Brief:
Please filter the listing for the string "donde" and copy each matching line.

The data:
---

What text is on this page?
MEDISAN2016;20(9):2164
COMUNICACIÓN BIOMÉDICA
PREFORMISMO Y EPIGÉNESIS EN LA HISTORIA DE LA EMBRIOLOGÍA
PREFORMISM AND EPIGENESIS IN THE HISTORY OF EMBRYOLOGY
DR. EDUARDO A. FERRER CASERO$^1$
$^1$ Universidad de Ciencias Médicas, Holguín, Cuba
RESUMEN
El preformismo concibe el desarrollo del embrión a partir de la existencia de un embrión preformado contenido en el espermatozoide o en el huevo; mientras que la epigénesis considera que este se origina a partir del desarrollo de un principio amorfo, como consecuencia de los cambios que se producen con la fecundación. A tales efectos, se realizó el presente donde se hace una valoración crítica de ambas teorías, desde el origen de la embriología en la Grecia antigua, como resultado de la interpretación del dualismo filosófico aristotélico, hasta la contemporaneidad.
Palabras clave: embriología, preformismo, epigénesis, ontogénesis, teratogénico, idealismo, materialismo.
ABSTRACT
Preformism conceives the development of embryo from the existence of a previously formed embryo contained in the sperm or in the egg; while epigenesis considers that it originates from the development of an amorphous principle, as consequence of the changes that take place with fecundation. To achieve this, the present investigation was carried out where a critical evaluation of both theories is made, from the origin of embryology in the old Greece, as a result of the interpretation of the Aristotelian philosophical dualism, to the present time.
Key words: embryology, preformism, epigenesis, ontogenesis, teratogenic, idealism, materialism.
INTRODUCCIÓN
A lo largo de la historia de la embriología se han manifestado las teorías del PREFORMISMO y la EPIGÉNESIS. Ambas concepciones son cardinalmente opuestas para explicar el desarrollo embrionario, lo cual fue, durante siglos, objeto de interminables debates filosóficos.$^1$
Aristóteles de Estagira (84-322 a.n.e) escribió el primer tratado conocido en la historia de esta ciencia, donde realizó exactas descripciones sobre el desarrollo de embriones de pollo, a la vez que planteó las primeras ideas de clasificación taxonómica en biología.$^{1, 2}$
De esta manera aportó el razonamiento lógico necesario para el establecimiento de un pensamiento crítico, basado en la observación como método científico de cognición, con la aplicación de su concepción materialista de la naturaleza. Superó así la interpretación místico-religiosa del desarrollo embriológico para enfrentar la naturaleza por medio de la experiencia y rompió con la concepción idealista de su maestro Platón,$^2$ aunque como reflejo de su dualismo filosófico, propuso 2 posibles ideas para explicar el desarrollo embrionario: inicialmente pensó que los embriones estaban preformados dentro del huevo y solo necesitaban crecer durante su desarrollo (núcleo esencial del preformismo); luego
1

---

Exercise result:
El preformismo concibe el desarrollo del embrión a partir de la existencia de un embrión preformado contenido en el espermatozoide o en el huevo; mientras que la epigénesis considera que este se origina a partir del desarrollo de un principio amorfo, como consecuencia de los cambios que se producen con la fecundación. A tales efectos, se realizó el presente donde se hace una valoración crítica de ambas teorías, desde el origen de la embriología en la Grecia antigua, como resultado de la interpretación del dualismo filosófico aristotélico, hasta la contemporaneidad.
Aristóteles de Estagira (84-322 a.n.e) escribió el primer tratado conocido en la historia de esta ciencia, donde realizó exactas descripciones sobre el desarrollo de embriones de pollo, a la vez que planteó las primeras ideas de clasificación taxonómica en biología.$^{1, 2}$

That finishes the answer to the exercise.